begin DATA SUPPLIED

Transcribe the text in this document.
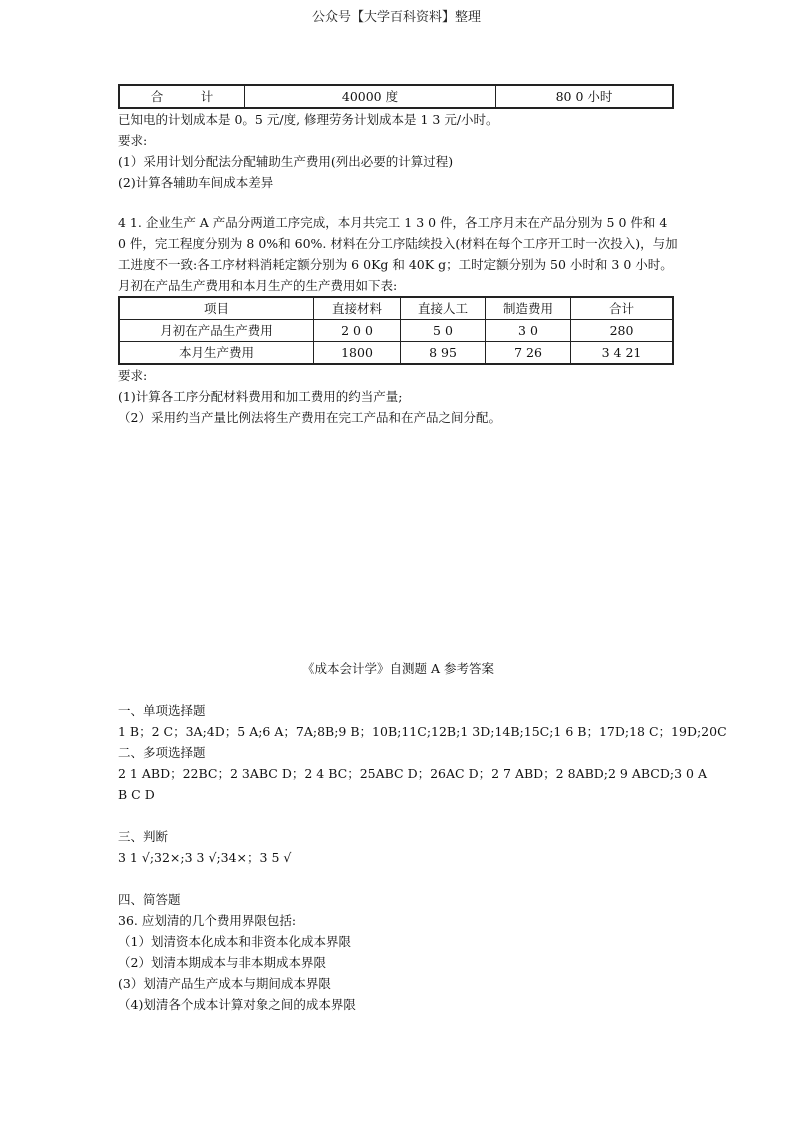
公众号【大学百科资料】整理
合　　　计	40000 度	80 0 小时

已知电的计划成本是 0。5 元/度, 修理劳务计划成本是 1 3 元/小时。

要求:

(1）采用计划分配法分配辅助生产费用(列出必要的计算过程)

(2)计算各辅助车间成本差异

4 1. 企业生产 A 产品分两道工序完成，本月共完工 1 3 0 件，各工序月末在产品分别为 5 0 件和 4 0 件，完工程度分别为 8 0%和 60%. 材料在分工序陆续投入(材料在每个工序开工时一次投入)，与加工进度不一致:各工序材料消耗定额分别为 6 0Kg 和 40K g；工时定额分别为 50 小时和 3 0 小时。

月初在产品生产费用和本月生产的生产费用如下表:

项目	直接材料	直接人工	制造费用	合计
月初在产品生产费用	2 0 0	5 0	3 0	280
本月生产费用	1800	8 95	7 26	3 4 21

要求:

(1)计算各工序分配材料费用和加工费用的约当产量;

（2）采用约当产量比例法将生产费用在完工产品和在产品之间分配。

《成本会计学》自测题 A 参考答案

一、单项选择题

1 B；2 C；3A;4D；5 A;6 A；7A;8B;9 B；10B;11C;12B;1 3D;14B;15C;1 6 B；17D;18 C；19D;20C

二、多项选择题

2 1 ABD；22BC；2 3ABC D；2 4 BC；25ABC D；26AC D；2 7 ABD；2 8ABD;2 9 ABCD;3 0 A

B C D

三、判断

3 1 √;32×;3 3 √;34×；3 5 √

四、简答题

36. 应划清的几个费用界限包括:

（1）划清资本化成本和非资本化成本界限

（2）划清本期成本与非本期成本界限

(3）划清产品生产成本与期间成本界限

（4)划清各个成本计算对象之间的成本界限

end DATA SUPPLIED

WHAT THIS TASK INVOLVES:
In your copy, repeat each record exactly and include no pictures.

OUTPUT OF THE TASK:
Transcribe the text in this document.
公众号【大学百科资料】整理
合　　　计	40000 度	80 0 小时

已知电的计划成本是 0。5 元/度, 修理劳务计划成本是 1 3 元/小时。

要求:

(1）采用计划分配法分配辅助生产费用(列出必要的计算过程)

(2)计算各辅助车间成本差异

4 1. 企业生产 A 产品分两道工序完成，本月共完工 1 3 0 件，各工序月末在产品分别为 5 0 件和 4 0 件，完工程度分别为 8 0%和 60%. 材料在分工序陆续投入(材料在每个工序开工时一次投入)，与加工进度不一致:各工序材料消耗定额分别为 6 0Kg 和 40K g；工时定额分别为 50 小时和 3 0 小时。

月初在产品生产费用和本月生产的生产费用如下表:

项目	直接材料	直接人工	制造费用	合计
月初在产品生产费用	2 0 0	5 0	3 0	280
本月生产费用	1800	8 95	7 26	3 4 21

要求:

(1)计算各工序分配材料费用和加工费用的约当产量;

（2）采用约当产量比例法将生产费用在完工产品和在产品之间分配。

《成本会计学》自测题 A 参考答案

一、单项选择题

1 B；2 C；3A;4D；5 A;6 A；7A;8B;9 B；10B;11C;12B;1 3D;14B;15C;1 6 B；17D;18 C；19D;20C

二、多项选择题

2 1 ABD；22BC；2 3ABC D；2 4 BC；25ABC D；26AC D；2 7 ABD；2 8ABD;2 9 ABCD;3 0 A

B C D

三、判断

3 1 √;32×;3 3 √;34×；3 5 √

四、简答题

36. 应划清的几个费用界限包括:

（1）划清资本化成本和非资本化成本界限

（2）划清本期成本与非本期成本界限

(3）划清产品生产成本与期间成本界限

（4)划清各个成本计算对象之间的成本界限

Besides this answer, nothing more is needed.